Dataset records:
● ● ● ● ● ● ●
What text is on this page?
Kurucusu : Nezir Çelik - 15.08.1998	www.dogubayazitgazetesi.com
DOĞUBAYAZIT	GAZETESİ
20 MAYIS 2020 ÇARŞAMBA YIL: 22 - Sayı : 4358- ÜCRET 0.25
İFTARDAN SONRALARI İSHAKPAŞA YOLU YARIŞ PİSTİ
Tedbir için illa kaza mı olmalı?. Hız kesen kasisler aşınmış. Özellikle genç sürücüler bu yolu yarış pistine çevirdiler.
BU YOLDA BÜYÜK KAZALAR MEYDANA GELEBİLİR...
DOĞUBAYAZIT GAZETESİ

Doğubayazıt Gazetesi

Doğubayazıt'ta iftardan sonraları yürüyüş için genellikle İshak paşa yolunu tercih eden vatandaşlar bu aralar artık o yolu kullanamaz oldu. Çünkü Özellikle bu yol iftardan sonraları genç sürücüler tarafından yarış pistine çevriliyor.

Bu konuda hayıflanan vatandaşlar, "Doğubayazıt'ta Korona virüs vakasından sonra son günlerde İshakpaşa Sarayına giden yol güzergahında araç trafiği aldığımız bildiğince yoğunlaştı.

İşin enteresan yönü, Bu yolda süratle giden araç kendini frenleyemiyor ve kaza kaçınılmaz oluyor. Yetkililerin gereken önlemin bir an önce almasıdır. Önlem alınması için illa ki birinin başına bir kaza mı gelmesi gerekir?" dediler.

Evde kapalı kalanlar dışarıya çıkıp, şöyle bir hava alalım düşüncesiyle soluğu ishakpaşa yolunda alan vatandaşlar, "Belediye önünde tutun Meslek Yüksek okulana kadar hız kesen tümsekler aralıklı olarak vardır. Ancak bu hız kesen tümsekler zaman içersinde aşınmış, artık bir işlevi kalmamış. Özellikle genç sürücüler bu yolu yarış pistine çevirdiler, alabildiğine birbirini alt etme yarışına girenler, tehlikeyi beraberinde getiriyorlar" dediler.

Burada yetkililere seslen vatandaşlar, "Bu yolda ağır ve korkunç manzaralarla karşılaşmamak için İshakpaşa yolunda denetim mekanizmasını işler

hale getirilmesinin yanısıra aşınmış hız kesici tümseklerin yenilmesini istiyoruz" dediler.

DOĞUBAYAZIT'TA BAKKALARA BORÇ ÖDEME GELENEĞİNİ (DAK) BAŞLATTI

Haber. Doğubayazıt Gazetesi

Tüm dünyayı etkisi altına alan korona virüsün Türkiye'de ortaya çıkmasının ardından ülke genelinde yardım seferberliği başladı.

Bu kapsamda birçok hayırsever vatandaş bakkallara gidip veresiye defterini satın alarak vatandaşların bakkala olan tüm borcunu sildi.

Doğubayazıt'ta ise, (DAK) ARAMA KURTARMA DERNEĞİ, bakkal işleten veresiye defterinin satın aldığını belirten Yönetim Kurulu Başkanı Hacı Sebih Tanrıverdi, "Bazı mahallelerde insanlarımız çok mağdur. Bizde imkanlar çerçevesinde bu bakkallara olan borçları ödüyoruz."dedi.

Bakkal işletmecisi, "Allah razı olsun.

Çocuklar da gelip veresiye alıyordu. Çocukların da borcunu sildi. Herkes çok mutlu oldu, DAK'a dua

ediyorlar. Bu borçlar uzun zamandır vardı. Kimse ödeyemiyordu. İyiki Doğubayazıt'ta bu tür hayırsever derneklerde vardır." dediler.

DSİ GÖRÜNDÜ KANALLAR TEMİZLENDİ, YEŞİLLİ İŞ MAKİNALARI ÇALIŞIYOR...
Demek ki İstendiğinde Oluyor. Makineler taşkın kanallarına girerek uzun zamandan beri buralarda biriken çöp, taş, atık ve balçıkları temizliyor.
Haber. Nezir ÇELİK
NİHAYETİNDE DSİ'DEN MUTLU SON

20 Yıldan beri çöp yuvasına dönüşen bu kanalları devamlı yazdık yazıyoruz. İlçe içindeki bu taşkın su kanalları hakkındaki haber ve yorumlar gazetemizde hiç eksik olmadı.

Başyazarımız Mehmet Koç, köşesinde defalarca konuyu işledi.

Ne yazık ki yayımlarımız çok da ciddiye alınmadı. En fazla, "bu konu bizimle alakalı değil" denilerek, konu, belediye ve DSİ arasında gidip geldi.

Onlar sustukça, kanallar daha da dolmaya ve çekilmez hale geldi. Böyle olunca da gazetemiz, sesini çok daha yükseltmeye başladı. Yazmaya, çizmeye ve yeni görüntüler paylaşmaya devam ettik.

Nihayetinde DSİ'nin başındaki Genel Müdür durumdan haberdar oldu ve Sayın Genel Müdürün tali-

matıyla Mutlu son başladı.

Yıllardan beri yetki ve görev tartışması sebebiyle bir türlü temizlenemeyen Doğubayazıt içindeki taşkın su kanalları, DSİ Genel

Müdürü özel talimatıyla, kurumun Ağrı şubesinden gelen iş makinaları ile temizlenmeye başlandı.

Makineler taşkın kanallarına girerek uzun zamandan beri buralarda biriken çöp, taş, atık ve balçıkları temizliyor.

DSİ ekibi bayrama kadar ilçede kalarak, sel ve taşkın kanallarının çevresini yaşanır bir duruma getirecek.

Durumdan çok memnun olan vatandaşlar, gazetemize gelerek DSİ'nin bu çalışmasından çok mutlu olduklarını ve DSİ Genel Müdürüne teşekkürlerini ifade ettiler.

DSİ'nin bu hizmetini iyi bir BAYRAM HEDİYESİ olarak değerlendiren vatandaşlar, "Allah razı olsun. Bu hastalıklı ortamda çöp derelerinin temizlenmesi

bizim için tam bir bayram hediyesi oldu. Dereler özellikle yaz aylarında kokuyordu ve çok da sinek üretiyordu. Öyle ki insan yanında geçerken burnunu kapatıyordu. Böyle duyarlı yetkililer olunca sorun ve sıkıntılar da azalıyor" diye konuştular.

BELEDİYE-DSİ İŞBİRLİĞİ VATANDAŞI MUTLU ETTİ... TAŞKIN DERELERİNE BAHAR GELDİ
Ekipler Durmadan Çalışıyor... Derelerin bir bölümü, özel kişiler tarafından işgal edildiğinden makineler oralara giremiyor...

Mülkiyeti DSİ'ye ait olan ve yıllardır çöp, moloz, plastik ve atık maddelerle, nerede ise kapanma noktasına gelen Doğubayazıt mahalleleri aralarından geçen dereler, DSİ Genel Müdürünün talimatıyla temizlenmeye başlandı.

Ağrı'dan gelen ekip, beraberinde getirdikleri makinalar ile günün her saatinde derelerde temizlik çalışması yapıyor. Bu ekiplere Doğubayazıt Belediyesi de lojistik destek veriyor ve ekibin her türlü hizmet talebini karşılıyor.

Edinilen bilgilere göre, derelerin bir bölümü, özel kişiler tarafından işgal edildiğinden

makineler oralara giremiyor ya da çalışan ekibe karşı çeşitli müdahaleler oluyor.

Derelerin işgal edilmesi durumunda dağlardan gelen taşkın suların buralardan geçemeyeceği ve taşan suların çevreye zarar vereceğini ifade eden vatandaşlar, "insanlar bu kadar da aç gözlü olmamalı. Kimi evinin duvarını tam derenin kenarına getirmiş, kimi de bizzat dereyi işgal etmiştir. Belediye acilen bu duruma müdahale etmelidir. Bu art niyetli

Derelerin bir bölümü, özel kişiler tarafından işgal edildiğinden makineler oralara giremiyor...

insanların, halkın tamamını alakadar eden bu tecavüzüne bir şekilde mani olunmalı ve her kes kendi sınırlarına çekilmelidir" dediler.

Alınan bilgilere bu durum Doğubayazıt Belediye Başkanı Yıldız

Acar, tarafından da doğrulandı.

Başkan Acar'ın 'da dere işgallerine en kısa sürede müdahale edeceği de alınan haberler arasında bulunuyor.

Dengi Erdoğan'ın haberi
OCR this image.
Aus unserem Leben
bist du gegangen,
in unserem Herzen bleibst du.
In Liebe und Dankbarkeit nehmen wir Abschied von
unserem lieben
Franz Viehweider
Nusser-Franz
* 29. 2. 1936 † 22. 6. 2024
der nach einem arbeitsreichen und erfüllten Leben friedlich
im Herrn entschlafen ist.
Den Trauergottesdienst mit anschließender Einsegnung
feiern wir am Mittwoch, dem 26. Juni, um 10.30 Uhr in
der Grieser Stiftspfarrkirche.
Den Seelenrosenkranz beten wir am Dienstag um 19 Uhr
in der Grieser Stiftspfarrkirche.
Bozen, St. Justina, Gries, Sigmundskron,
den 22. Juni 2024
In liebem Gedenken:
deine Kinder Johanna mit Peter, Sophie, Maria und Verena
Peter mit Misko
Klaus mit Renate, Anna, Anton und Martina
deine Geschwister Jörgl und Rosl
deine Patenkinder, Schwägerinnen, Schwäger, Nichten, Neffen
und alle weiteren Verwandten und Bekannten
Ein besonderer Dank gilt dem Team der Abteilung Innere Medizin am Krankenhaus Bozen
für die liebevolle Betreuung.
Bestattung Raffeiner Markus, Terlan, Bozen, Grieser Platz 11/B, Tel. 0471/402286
● ● ● ● ● ● ●
*WRITTEN REQUEST*
Your task is to extract the lines running from the one with "OCR this image." to the end of the material, inclusive, copying each exactly and adding nothing.

*SOLUTION TO THIS PROBLEM*
OCR this image.
Aus unserem Leben
bist du gegangen,
in unserem Herzen bleibst du.
In Liebe und Dankbarkeit nehmen wir Abschied von
unserem lieben
Franz Viehweider
Nusser-Franz
* 29. 2. 1936 † 22. 6. 2024
der nach einem arbeitsreichen und erfüllten Leben friedlich
im Herrn entschlafen ist.
Den Trauergottesdienst mit anschließender Einsegnung
feiern wir am Mittwoch, dem 26. Juni, um 10.30 Uhr in
der Grieser Stiftspfarrkirche.
Den Seelenrosenkranz beten wir am Dienstag um 19 Uhr
in der Grieser Stiftspfarrkirche.
Bozen, St. Justina, Gries, Sigmundskron,
den 22. Juni 2024
In liebem Gedenken:
deine Kinder Johanna mit Peter, Sophie, Maria und Verena
Peter mit Misko
Klaus mit Renate, Anna, Anton und Martina
deine Geschwister Jörgl und Rosl
deine Patenkinder, Schwägerinnen, Schwäger, Nichten, Neffen
und alle weiteren Verwandten und Bekannten
Ein besonderer Dank gilt dem Team der Abteilung Innere Medizin am Krankenhaus Bozen
für die liebevolle Betreuung.
Bestattung Raffeiner Markus, Terlan, Bozen, Grieser Platz 11/B, Tel. 0471/402286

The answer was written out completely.